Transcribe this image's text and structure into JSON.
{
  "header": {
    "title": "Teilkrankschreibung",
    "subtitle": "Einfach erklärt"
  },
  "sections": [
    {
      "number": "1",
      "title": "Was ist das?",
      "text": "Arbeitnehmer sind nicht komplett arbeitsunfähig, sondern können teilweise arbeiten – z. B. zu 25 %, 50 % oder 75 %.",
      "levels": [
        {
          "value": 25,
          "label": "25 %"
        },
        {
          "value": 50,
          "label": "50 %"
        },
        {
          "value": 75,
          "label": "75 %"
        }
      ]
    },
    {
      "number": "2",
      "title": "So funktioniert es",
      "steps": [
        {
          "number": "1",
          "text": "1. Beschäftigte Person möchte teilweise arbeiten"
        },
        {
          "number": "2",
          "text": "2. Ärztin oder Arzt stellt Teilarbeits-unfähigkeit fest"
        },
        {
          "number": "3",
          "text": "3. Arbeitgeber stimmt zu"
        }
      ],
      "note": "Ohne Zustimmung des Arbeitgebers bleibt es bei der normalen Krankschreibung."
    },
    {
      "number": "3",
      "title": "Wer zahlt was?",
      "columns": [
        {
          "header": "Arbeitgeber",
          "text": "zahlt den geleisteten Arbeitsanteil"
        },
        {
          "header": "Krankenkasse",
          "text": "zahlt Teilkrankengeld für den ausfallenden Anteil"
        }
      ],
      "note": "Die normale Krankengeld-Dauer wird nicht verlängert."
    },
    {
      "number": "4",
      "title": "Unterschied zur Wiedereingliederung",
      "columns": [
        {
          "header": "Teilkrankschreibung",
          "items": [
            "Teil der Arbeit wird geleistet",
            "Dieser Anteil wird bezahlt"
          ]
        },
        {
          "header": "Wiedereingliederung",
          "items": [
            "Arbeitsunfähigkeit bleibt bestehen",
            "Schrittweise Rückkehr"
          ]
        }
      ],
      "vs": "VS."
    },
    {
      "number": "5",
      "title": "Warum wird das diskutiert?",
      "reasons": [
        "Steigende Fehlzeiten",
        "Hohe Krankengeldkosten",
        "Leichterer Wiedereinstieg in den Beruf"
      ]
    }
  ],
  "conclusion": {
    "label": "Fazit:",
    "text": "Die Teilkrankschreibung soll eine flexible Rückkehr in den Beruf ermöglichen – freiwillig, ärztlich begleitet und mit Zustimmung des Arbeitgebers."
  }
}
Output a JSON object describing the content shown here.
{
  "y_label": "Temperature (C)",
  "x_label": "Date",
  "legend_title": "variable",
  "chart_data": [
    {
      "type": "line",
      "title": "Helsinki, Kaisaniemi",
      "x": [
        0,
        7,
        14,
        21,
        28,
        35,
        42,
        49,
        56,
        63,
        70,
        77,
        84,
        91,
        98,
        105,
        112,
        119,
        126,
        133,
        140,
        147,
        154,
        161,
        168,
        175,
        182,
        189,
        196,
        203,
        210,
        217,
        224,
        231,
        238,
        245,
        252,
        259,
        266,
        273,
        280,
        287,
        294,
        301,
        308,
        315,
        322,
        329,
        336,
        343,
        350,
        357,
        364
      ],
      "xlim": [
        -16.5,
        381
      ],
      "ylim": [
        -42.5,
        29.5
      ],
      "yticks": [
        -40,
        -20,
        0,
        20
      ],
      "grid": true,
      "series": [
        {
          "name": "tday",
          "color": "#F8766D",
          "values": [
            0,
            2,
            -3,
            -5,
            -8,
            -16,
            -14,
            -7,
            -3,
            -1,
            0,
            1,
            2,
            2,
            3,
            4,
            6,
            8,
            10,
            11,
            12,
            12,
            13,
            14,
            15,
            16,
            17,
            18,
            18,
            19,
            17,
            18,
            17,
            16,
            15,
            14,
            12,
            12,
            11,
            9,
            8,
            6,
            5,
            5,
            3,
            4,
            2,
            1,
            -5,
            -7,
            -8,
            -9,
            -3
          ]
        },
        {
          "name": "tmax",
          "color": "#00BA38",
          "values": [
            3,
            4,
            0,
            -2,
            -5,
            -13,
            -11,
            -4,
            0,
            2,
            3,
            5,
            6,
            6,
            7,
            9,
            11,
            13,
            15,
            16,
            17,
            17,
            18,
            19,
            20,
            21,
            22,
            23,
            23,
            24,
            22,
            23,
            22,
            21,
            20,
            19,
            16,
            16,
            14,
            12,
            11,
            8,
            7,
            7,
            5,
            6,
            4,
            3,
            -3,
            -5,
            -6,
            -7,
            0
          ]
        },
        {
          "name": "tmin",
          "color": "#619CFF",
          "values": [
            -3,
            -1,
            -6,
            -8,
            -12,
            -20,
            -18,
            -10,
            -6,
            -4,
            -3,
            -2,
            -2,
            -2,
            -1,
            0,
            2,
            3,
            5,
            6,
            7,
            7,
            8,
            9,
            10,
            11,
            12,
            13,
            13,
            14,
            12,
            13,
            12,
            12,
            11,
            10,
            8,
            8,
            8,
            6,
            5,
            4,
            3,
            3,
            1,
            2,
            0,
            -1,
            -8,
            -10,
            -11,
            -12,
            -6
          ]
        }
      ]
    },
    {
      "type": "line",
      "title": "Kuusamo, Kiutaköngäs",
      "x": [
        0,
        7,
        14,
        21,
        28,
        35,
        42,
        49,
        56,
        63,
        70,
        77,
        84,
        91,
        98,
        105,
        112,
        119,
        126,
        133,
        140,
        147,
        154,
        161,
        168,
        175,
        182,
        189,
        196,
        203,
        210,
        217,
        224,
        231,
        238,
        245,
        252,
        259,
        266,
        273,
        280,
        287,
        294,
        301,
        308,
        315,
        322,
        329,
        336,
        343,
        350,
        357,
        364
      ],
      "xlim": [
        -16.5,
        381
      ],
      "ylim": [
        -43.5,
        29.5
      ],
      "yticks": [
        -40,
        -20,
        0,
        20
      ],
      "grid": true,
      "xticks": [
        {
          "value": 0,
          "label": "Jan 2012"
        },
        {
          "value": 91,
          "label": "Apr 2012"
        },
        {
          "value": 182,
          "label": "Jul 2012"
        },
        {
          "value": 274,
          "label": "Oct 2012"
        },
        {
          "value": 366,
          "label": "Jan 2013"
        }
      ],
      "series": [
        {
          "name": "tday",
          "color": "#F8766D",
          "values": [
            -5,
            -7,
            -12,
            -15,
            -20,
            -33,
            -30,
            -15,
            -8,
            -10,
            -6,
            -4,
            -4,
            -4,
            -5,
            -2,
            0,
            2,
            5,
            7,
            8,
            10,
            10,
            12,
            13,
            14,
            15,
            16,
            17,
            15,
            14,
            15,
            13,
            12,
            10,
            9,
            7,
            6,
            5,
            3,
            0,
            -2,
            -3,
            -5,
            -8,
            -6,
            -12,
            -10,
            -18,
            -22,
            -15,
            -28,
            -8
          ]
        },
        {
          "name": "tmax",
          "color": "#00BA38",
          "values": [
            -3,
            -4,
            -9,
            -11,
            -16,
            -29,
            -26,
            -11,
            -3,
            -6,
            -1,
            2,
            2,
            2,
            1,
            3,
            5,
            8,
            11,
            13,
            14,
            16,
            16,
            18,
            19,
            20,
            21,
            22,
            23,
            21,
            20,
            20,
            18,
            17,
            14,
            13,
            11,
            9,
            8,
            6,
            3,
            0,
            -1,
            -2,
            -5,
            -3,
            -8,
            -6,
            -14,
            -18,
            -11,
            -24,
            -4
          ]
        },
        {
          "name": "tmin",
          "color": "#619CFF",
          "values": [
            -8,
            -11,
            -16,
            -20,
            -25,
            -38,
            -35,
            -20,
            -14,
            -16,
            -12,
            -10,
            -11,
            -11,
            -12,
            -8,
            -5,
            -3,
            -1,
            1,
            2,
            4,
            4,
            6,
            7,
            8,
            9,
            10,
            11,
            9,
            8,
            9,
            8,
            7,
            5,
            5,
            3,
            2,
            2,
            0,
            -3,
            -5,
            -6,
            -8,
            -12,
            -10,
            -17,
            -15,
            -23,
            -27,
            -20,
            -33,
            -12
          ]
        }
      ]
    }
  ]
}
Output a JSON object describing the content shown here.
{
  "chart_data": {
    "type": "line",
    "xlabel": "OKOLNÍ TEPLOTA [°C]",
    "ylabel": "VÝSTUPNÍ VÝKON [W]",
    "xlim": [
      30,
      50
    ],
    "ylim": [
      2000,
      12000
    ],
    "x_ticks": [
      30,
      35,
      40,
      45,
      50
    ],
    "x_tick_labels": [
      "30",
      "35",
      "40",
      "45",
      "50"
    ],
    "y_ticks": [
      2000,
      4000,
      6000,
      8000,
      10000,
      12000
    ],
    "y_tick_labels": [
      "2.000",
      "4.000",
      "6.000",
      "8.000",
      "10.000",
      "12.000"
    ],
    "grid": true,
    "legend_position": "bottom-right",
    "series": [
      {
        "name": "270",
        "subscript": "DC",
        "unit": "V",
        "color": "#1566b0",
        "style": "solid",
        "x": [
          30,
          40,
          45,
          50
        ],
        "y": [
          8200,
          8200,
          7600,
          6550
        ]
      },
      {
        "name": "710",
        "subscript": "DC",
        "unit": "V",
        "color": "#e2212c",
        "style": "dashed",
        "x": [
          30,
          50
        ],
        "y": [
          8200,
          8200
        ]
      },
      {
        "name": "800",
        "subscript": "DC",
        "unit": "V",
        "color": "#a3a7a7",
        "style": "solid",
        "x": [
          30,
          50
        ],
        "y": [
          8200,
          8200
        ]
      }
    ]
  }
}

━━━━━━━━━━━━━━━━━━━━━━━━━━━━━━

- Problem description -
Where a line of the material above holds the string "text", copy that line.

- Task response -
Transcribe this image's text and structure into JSON.
      "text": "Arbeitnehmer sind nicht komplett arbeitsunfähig, sondern können teilweise arbeiten – z. B. zu 25 %, 50 % oder 75 %.",
          "text": "1. Beschäftigte Person möchte teilweise arbeiten"
          "text": "2. Ärztin oder Arzt stellt Teilarbeits-unfähigkeit fest"
          "text": "3. Arbeitgeber stimmt zu"
          "text": "zahlt den geleisteten Arbeitsanteil"
          "text": "zahlt Teilkrankengeld für den ausfallenden Anteil"
    "text": "Die Teilkrankschreibung soll eine flexible Rückkehr in den Beruf ermöglichen – freiwillig, ärztlich begleitet und mit Zustimmung des Arbeitgebers."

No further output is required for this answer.